* _PROVIDED RECORDS_:
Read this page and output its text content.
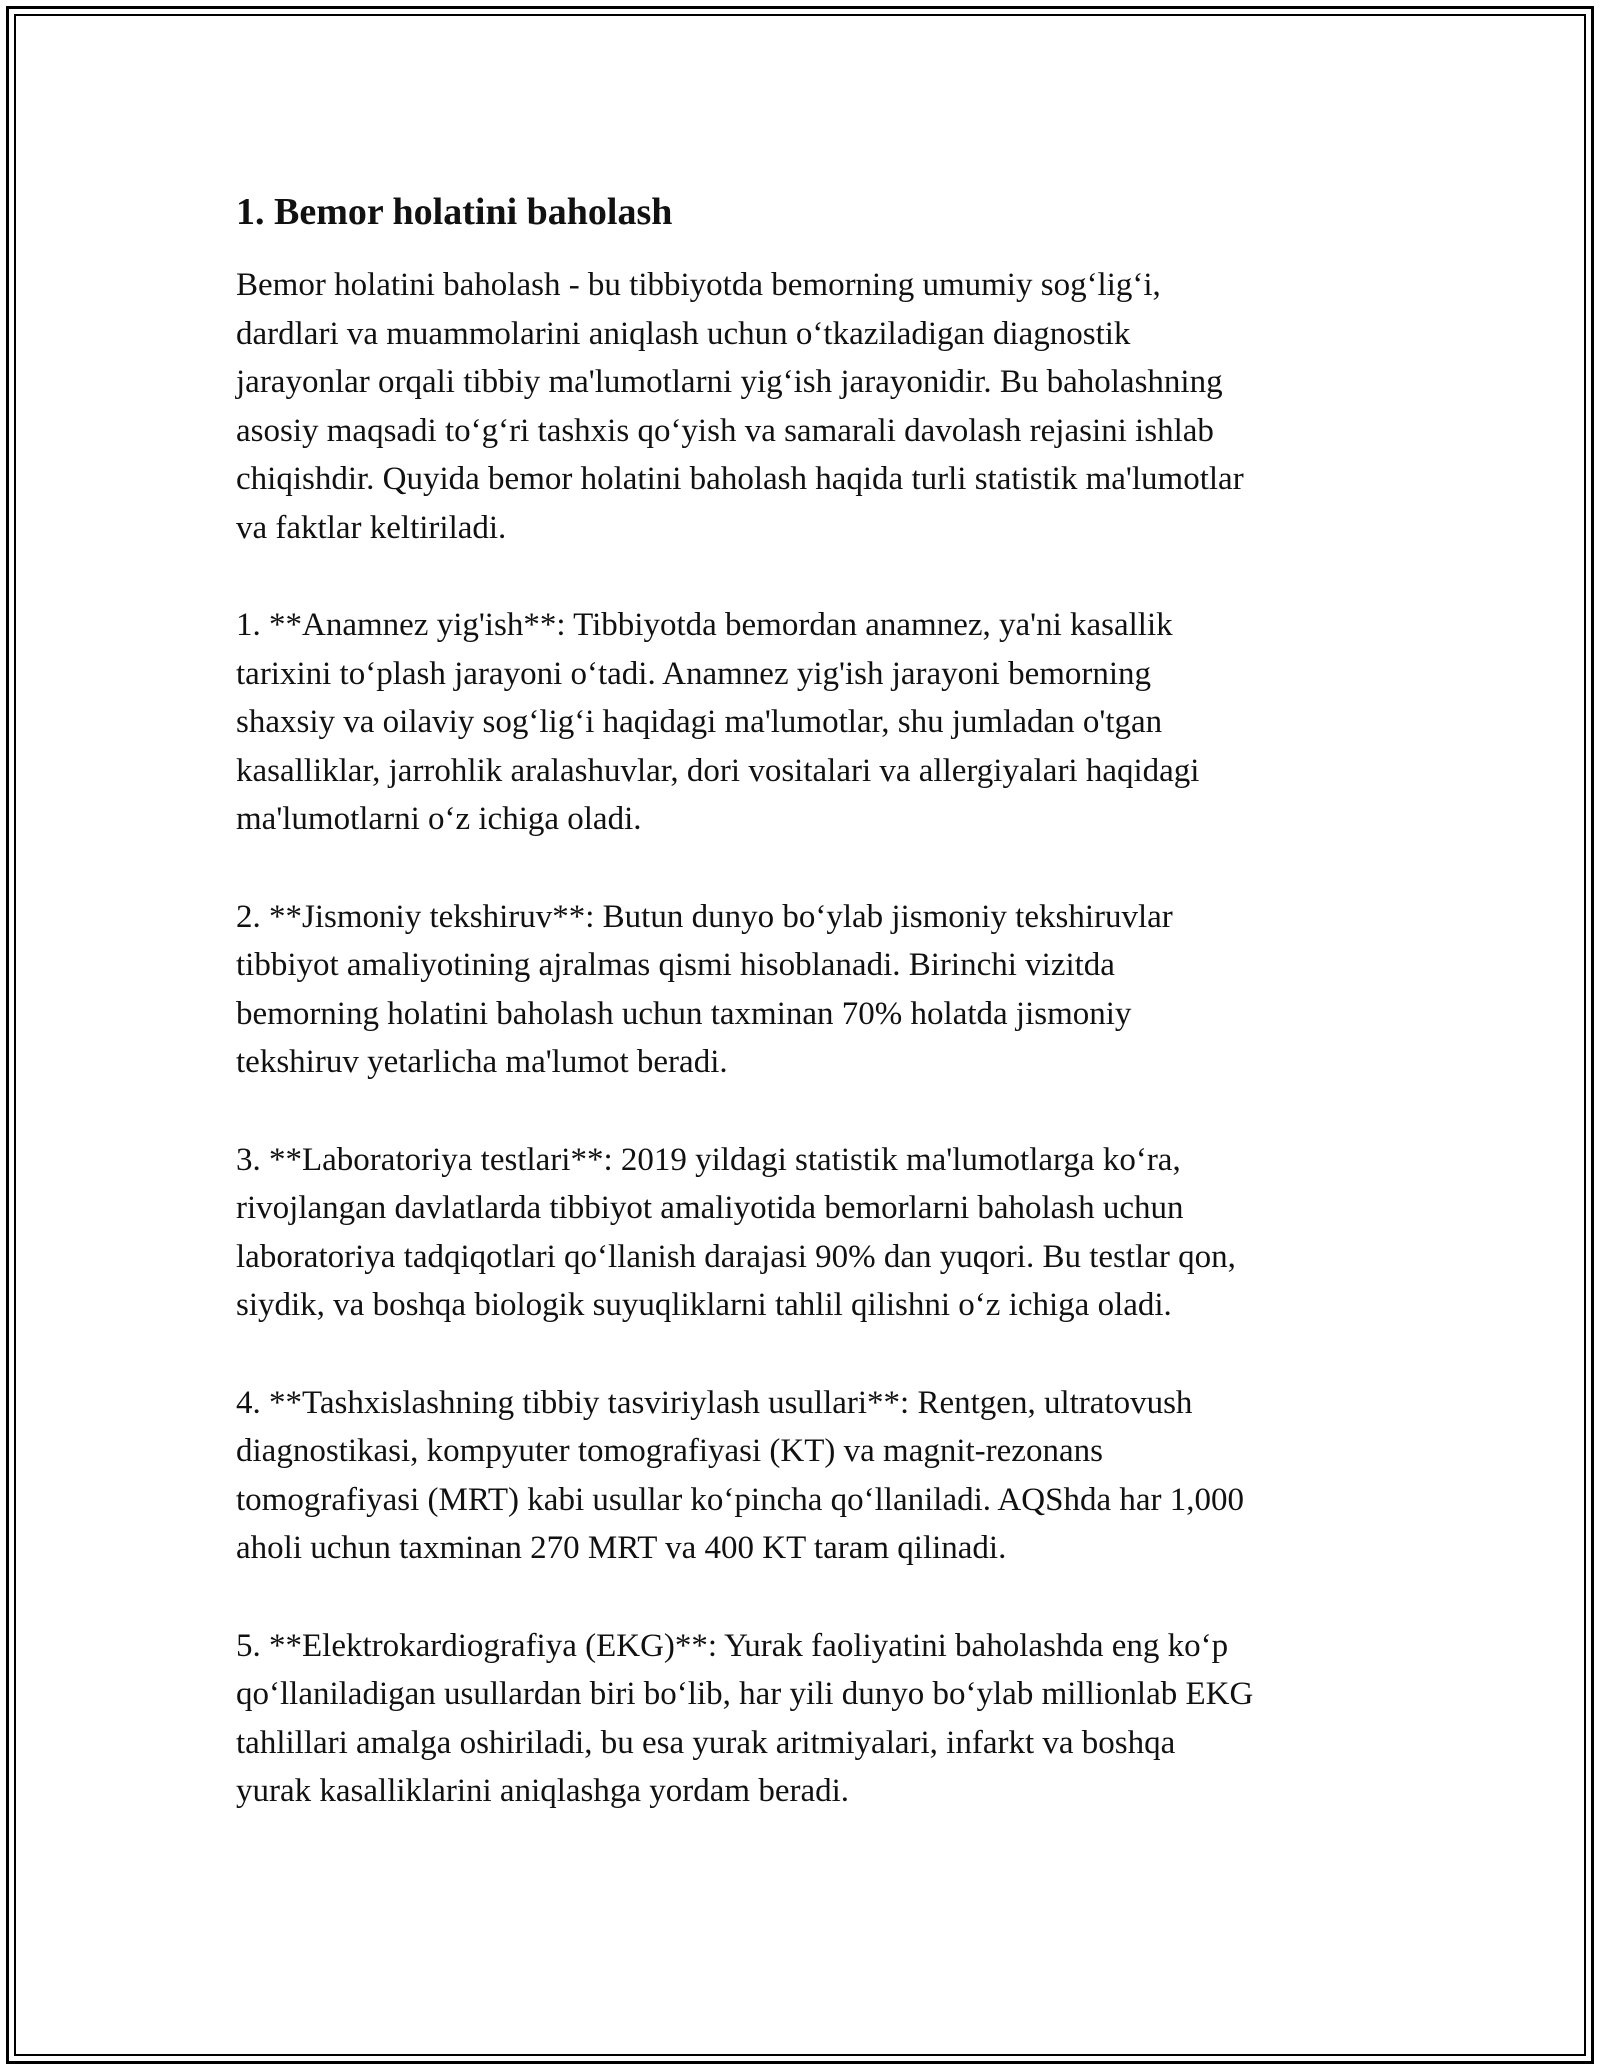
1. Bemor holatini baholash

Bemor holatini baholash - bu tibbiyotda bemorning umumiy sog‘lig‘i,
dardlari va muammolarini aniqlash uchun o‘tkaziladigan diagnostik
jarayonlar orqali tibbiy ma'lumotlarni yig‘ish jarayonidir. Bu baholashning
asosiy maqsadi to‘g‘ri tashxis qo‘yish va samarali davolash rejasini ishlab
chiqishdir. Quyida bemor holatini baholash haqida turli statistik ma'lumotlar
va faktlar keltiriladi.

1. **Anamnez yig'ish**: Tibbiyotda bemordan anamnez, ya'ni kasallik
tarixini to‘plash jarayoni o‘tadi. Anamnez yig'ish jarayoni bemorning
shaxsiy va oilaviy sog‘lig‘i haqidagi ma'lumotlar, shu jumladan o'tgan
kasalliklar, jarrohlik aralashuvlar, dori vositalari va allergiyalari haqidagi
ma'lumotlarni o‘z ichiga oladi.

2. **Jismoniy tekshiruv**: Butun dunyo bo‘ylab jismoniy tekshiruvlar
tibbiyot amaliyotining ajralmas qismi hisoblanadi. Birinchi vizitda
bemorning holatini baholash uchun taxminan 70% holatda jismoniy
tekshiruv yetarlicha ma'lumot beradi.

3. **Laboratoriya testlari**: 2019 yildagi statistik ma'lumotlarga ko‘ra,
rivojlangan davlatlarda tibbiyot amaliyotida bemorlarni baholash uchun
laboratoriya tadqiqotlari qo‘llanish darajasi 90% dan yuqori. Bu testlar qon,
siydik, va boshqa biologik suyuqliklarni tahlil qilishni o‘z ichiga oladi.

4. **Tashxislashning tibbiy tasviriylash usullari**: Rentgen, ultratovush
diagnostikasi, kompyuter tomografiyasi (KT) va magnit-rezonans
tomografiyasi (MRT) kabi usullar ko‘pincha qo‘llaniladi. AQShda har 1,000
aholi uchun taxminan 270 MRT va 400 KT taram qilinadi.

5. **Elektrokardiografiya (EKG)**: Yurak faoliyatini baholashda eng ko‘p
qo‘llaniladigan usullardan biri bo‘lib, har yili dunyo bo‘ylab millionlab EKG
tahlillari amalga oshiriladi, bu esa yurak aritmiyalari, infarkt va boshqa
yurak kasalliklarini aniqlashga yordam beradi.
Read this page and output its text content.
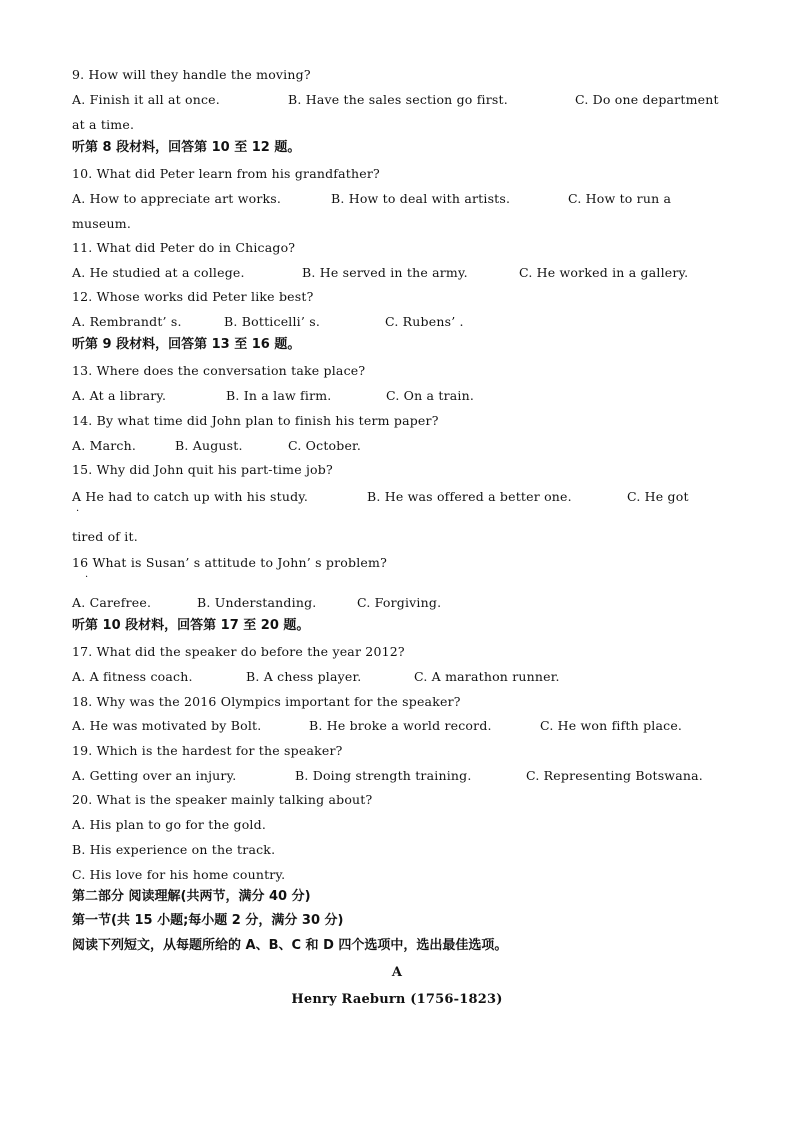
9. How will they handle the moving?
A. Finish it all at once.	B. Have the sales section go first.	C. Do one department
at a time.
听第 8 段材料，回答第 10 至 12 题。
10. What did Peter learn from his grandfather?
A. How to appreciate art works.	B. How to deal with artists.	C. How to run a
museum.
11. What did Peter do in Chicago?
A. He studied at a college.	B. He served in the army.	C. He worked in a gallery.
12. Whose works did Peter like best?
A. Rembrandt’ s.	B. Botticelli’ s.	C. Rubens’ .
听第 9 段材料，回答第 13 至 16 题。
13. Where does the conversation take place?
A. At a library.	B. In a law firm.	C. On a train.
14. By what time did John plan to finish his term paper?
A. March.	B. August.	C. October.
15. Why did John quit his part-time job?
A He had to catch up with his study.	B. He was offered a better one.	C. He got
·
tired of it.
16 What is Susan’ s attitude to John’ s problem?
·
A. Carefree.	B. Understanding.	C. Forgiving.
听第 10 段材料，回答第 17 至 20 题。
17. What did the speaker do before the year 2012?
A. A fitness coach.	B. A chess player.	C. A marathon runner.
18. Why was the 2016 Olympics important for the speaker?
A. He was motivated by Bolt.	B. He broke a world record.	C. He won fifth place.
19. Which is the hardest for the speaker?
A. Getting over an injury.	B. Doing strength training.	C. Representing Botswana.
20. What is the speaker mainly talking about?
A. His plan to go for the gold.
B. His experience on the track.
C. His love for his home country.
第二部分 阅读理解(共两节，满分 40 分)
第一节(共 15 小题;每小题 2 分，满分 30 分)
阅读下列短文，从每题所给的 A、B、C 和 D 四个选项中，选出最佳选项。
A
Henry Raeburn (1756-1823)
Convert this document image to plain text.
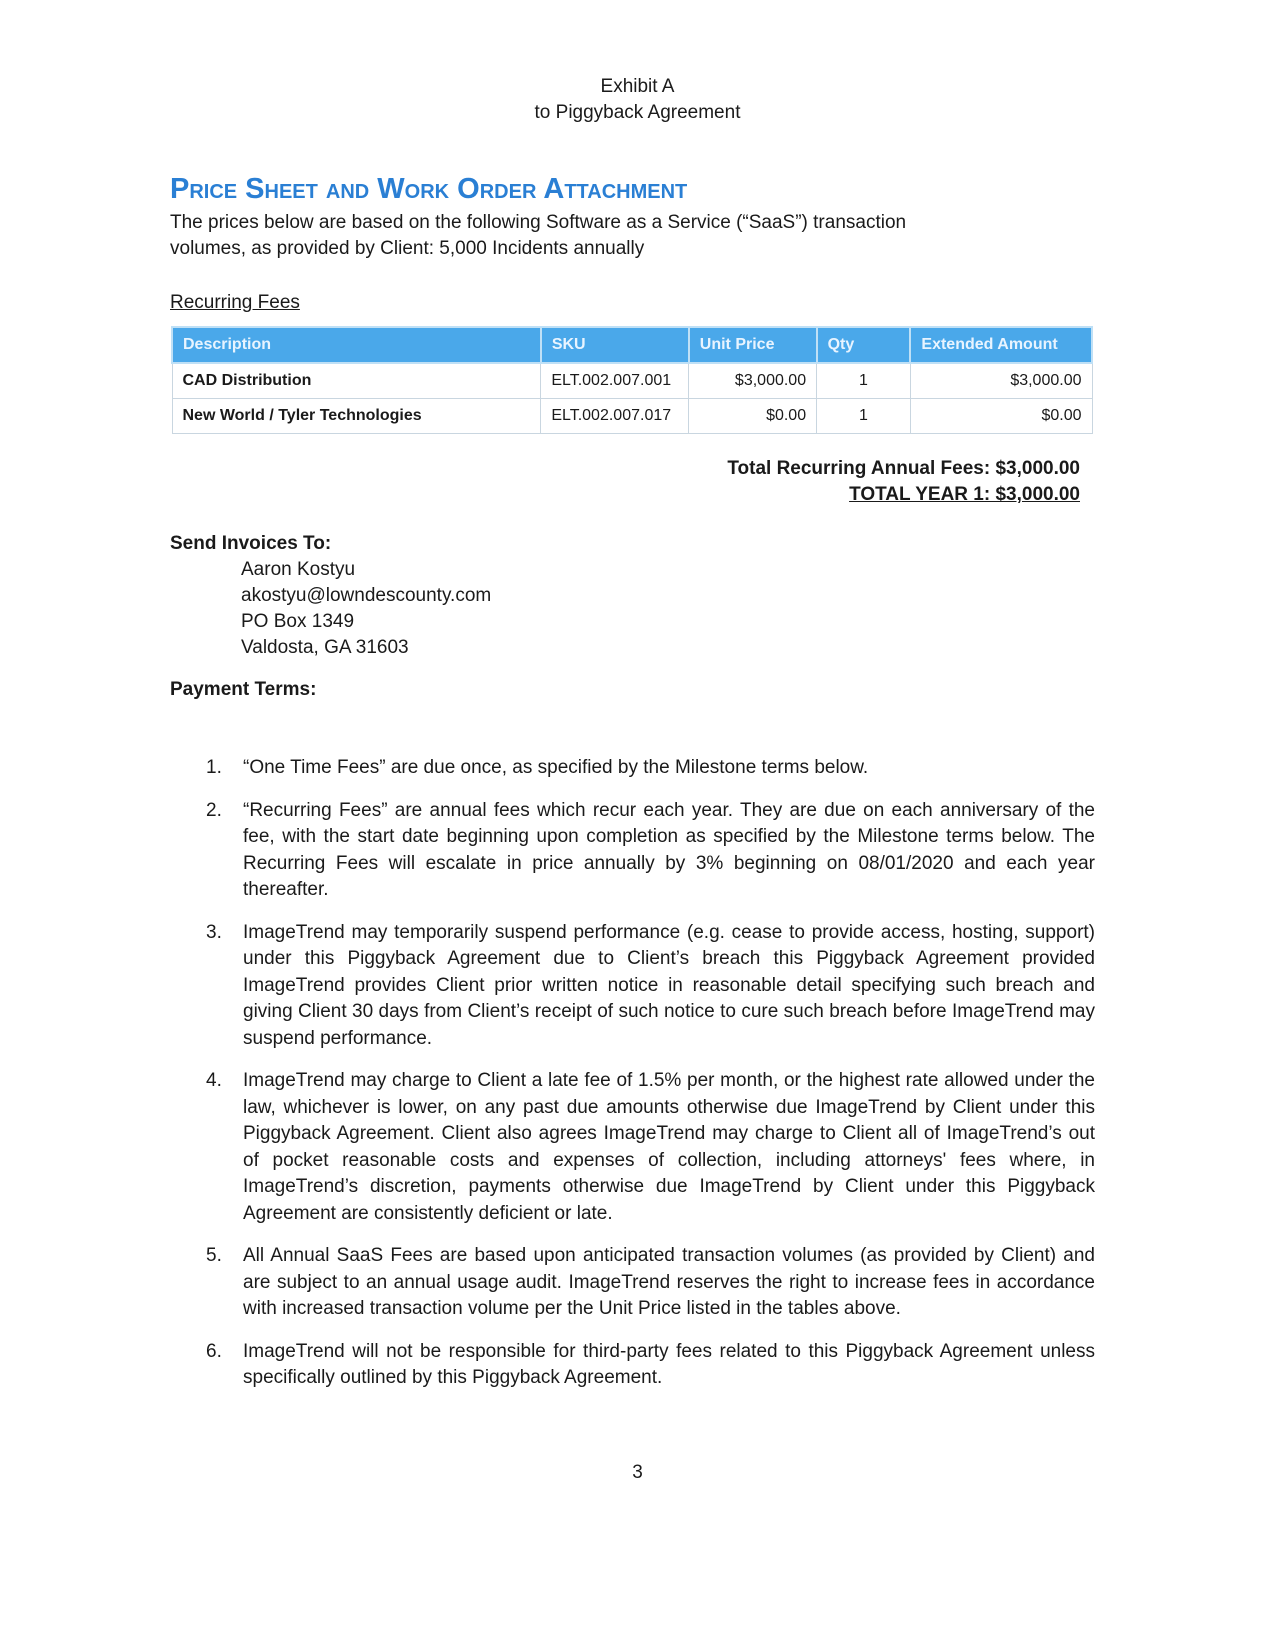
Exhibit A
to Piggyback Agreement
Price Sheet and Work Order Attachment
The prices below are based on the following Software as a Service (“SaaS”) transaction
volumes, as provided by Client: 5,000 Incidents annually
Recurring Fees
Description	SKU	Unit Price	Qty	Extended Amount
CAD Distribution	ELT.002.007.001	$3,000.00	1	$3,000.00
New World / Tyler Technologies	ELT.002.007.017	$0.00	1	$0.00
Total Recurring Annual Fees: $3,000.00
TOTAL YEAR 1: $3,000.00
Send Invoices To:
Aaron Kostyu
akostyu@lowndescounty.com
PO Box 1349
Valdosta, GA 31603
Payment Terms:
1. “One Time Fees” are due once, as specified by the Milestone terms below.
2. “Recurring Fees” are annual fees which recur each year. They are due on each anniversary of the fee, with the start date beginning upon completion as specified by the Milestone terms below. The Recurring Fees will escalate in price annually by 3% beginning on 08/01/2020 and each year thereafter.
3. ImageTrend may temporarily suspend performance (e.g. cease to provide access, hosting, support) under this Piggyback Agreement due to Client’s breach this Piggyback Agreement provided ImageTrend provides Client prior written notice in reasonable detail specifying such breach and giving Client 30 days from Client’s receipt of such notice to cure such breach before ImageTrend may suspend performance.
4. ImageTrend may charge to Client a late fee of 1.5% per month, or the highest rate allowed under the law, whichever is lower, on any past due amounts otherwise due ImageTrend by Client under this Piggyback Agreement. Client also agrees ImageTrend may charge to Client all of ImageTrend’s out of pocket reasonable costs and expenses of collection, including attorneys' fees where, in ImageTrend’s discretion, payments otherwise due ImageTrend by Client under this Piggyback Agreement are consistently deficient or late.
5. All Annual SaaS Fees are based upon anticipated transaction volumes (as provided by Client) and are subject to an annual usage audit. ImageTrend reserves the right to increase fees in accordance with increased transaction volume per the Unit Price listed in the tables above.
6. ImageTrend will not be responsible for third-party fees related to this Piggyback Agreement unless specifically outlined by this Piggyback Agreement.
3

* _WORK TO COMPLETE_:
Every line of the data above should be quoted exactly. Omit the pictures.

* _FINISHED TASK_:
Read this page and output its text content.
1. Bemor holatini baholash

Bemor holatini baholash - bu tibbiyotda bemorning umumiy sog‘lig‘i,
dardlari va muammolarini aniqlash uchun o‘tkaziladigan diagnostik
jarayonlar orqali tibbiy ma'lumotlarni yig‘ish jarayonidir. Bu baholashning
asosiy maqsadi to‘g‘ri tashxis qo‘yish va samarali davolash rejasini ishlab
chiqishdir. Quyida bemor holatini baholash haqida turli statistik ma'lumotlar
va faktlar keltiriladi.

1. **Anamnez yig'ish**: Tibbiyotda bemordan anamnez, ya'ni kasallik
tarixini to‘plash jarayoni o‘tadi. Anamnez yig'ish jarayoni bemorning
shaxsiy va oilaviy sog‘lig‘i haqidagi ma'lumotlar, shu jumladan o'tgan
kasalliklar, jarrohlik aralashuvlar, dori vositalari va allergiyalari haqidagi
ma'lumotlarni o‘z ichiga oladi.

2. **Jismoniy tekshiruv**: Butun dunyo bo‘ylab jismoniy tekshiruvlar
tibbiyot amaliyotining ajralmas qismi hisoblanadi. Birinchi vizitda
bemorning holatini baholash uchun taxminan 70% holatda jismoniy
tekshiruv yetarlicha ma'lumot beradi.

3. **Laboratoriya testlari**: 2019 yildagi statistik ma'lumotlarga ko‘ra,
rivojlangan davlatlarda tibbiyot amaliyotida bemorlarni baholash uchun
laboratoriya tadqiqotlari qo‘llanish darajasi 90% dan yuqori. Bu testlar qon,
siydik, va boshqa biologik suyuqliklarni tahlil qilishni o‘z ichiga oladi.

4. **Tashxislashning tibbiy tasviriylash usullari**: Rentgen, ultratovush
diagnostikasi, kompyuter tomografiyasi (KT) va magnit-rezonans
tomografiyasi (MRT) kabi usullar ko‘pincha qo‘llaniladi. AQShda har 1,000
aholi uchun taxminan 270 MRT va 400 KT taram qilinadi.

5. **Elektrokardiografiya (EKG)**: Yurak faoliyatini baholashda eng ko‘p
qo‘llaniladigan usullardan biri bo‘lib, har yili dunyo bo‘ylab millionlab EKG
tahlillari amalga oshiriladi, bu esa yurak aritmiyalari, infarkt va boshqa
yurak kasalliklarini aniqlashga yordam beradi.
Read this page and output its text content.
9. How will they handle the moving?
A. Finish it all at once.	B. Have the sales section go first.	C. Do one department
at a time.
听第 8 段材料，回答第 10 至 12 题。
10. What did Peter learn from his grandfather?
A. How to appreciate art works.	B. How to deal with artists.	C. How to run a
museum.
11. What did Peter do in Chicago?
A. He studied at a college.	B. He served in the army.	C. He worked in a gallery.
12. Whose works did Peter like best?
A. Rembrandt’ s.	B. Botticelli’ s.	C. Rubens’ .
听第 9 段材料，回答第 13 至 16 题。
13. Where does the conversation take place?
A. At a library.	B. In a law firm.	C. On a train.
14. By what time did John plan to finish his term paper?
A. March.	B. August.	C. October.
15. Why did John quit his part-time job?
A He had to catch up with his study.	B. He was offered a better one.	C. He got
·
tired of it.
16 What is Susan’ s attitude to John’ s problem?
·
A. Carefree.	B. Understanding.	C. Forgiving.
听第 10 段材料，回答第 17 至 20 题。
17. What did the speaker do before the year 2012?
A. A fitness coach.	B. A chess player.	C. A marathon runner.
18. Why was the 2016 Olympics important for the speaker?
A. He was motivated by Bolt.	B. He broke a world record.	C. He won fifth place.
19. Which is the hardest for the speaker?
A. Getting over an injury.	B. Doing strength training.	C. Representing Botswana.
20. What is the speaker mainly talking about?
A. His plan to go for the gold.
B. His experience on the track.
C. His love for his home country.
第二部分 阅读理解(共两节，满分 40 分)
第一节(共 15 小题;每小题 2 分，满分 30 分)
阅读下列短文，从每题所给的 A、B、C 和 D 四个选项中，选出最佳选项。
A
Henry Raeburn (1756-1823)
Convert this document image to plain text.
Exhibit A
to Piggyback Agreement
Price Sheet and Work Order Attachment
The prices below are based on the following Software as a Service (“SaaS”) transaction
volumes, as provided by Client: 5,000 Incidents annually
Recurring Fees
Description	SKU	Unit Price	Qty	Extended Amount
CAD Distribution	ELT.002.007.001	$3,000.00	1	$3,000.00
New World / Tyler Technologies	ELT.002.007.017	$0.00	1	$0.00
Total Recurring Annual Fees: $3,000.00
TOTAL YEAR 1: $3,000.00
Send Invoices To:
Aaron Kostyu
akostyu@lowndescounty.com
PO Box 1349
Valdosta, GA 31603
Payment Terms:
1. “One Time Fees” are due once, as specified by the Milestone terms below.
2. “Recurring Fees” are annual fees which recur each year. They are due on each anniversary of the fee, with the start date beginning upon completion as specified by the Milestone terms below. The Recurring Fees will escalate in price annually by 3% beginning on 08/01/2020 and each year thereafter.
3. ImageTrend may temporarily suspend performance (e.g. cease to provide access, hosting, support) under this Piggyback Agreement due to Client’s breach this Piggyback Agreement provided ImageTrend provides Client prior written notice in reasonable detail specifying such breach and giving Client 30 days from Client’s receipt of such notice to cure such breach before ImageTrend may suspend performance.
4. ImageTrend may charge to Client a late fee of 1.5% per month, or the highest rate allowed under the law, whichever is lower, on any past due amounts otherwise due ImageTrend by Client under this Piggyback Agreement. Client also agrees ImageTrend may charge to Client all of ImageTrend’s out of pocket reasonable costs and expenses of collection, including attorneys' fees where, in ImageTrend’s discretion, payments otherwise due ImageTrend by Client under this Piggyback Agreement are consistently deficient or late.
5. All Annual SaaS Fees are based upon anticipated transaction volumes (as provided by Client) and are subject to an annual usage audit. ImageTrend reserves the right to increase fees in accordance with increased transaction volume per the Unit Price listed in the tables above.
6. ImageTrend will not be responsible for third-party fees related to this Piggyback Agreement unless specifically outlined by this Piggyback Agreement.
3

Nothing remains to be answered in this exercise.